[Items from a data source]
————————

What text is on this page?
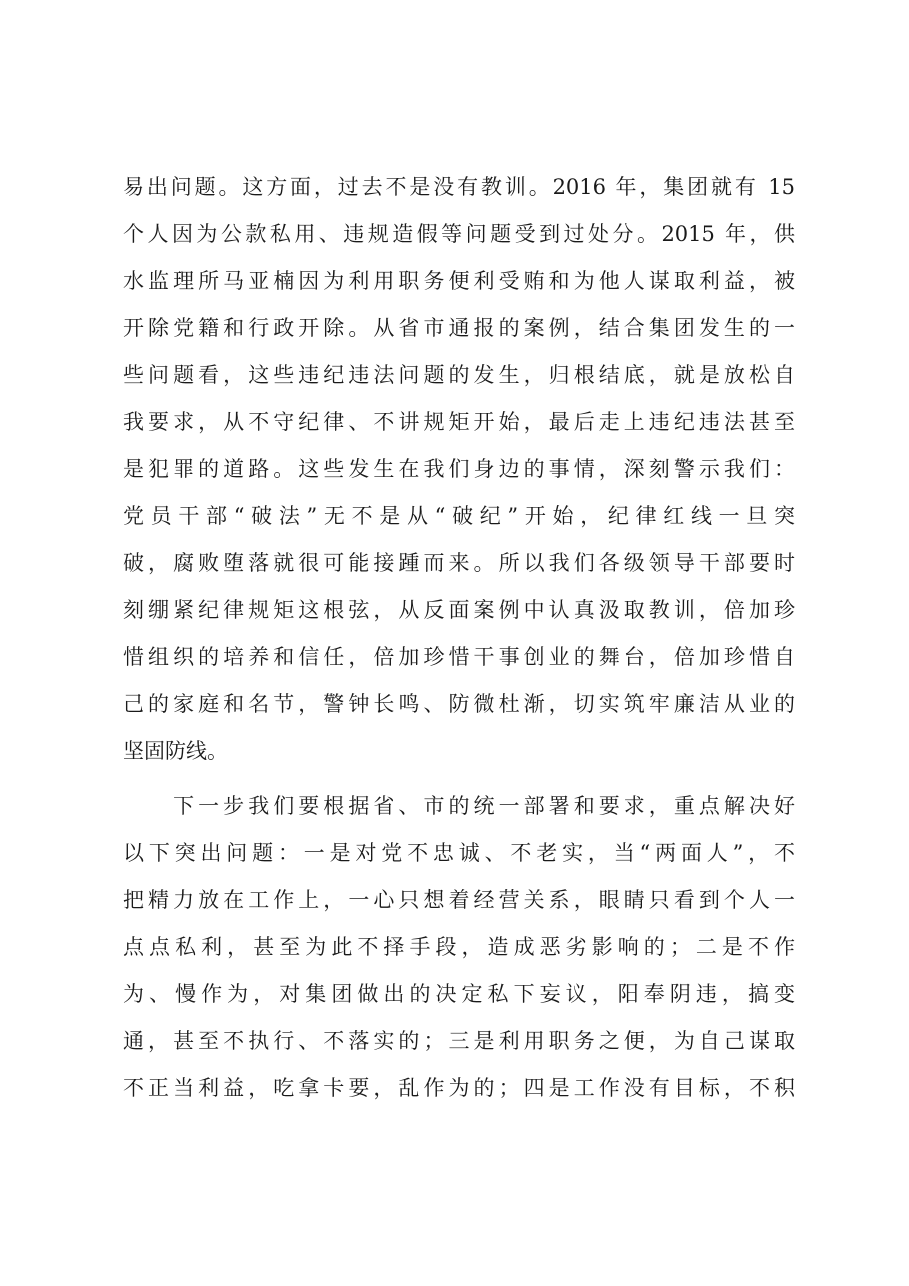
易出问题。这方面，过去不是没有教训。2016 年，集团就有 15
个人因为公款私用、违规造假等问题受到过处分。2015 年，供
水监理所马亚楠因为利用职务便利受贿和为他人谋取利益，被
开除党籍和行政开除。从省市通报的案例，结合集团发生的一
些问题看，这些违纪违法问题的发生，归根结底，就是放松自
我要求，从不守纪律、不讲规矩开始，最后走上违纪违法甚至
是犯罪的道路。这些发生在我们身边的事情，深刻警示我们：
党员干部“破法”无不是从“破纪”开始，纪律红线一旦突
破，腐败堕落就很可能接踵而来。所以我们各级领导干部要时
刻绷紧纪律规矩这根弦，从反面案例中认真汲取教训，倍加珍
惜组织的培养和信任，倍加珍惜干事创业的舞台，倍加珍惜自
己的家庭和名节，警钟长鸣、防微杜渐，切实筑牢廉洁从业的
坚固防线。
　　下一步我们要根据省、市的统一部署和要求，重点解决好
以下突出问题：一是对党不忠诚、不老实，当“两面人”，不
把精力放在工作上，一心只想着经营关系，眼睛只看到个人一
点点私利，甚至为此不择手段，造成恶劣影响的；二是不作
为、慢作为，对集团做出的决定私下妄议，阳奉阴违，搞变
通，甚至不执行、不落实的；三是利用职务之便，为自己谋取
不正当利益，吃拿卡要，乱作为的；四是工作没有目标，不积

————————

◆ **TASK TO CARRY OUT**: Give the entries again without a single change, but with no pictures.

◆ **CORRECT RESPONSE**:
What text is on this page?
易出问题。这方面，过去不是没有教训。2016 年，集团就有 15
个人因为公款私用、违规造假等问题受到过处分。2015 年，供
水监理所马亚楠因为利用职务便利受贿和为他人谋取利益，被
开除党籍和行政开除。从省市通报的案例，结合集团发生的一
些问题看，这些违纪违法问题的发生，归根结底，就是放松自
我要求，从不守纪律、不讲规矩开始，最后走上违纪违法甚至
是犯罪的道路。这些发生在我们身边的事情，深刻警示我们：
党员干部“破法”无不是从“破纪”开始，纪律红线一旦突
破，腐败堕落就很可能接踵而来。所以我们各级领导干部要时
刻绷紧纪律规矩这根弦，从反面案例中认真汲取教训，倍加珍
惜组织的培养和信任，倍加珍惜干事创业的舞台，倍加珍惜自
己的家庭和名节，警钟长鸣、防微杜渐，切实筑牢廉洁从业的
坚固防线。
　　下一步我们要根据省、市的统一部署和要求，重点解决好
以下突出问题：一是对党不忠诚、不老实，当“两面人”，不
把精力放在工作上，一心只想着经营关系，眼睛只看到个人一
点点私利，甚至为此不择手段，造成恶劣影响的；二是不作
为、慢作为，对集团做出的决定私下妄议，阳奉阴违，搞变
通，甚至不执行、不落实的；三是利用职务之便，为自己谋取
不正当利益，吃拿卡要，乱作为的；四是工作没有目标，不积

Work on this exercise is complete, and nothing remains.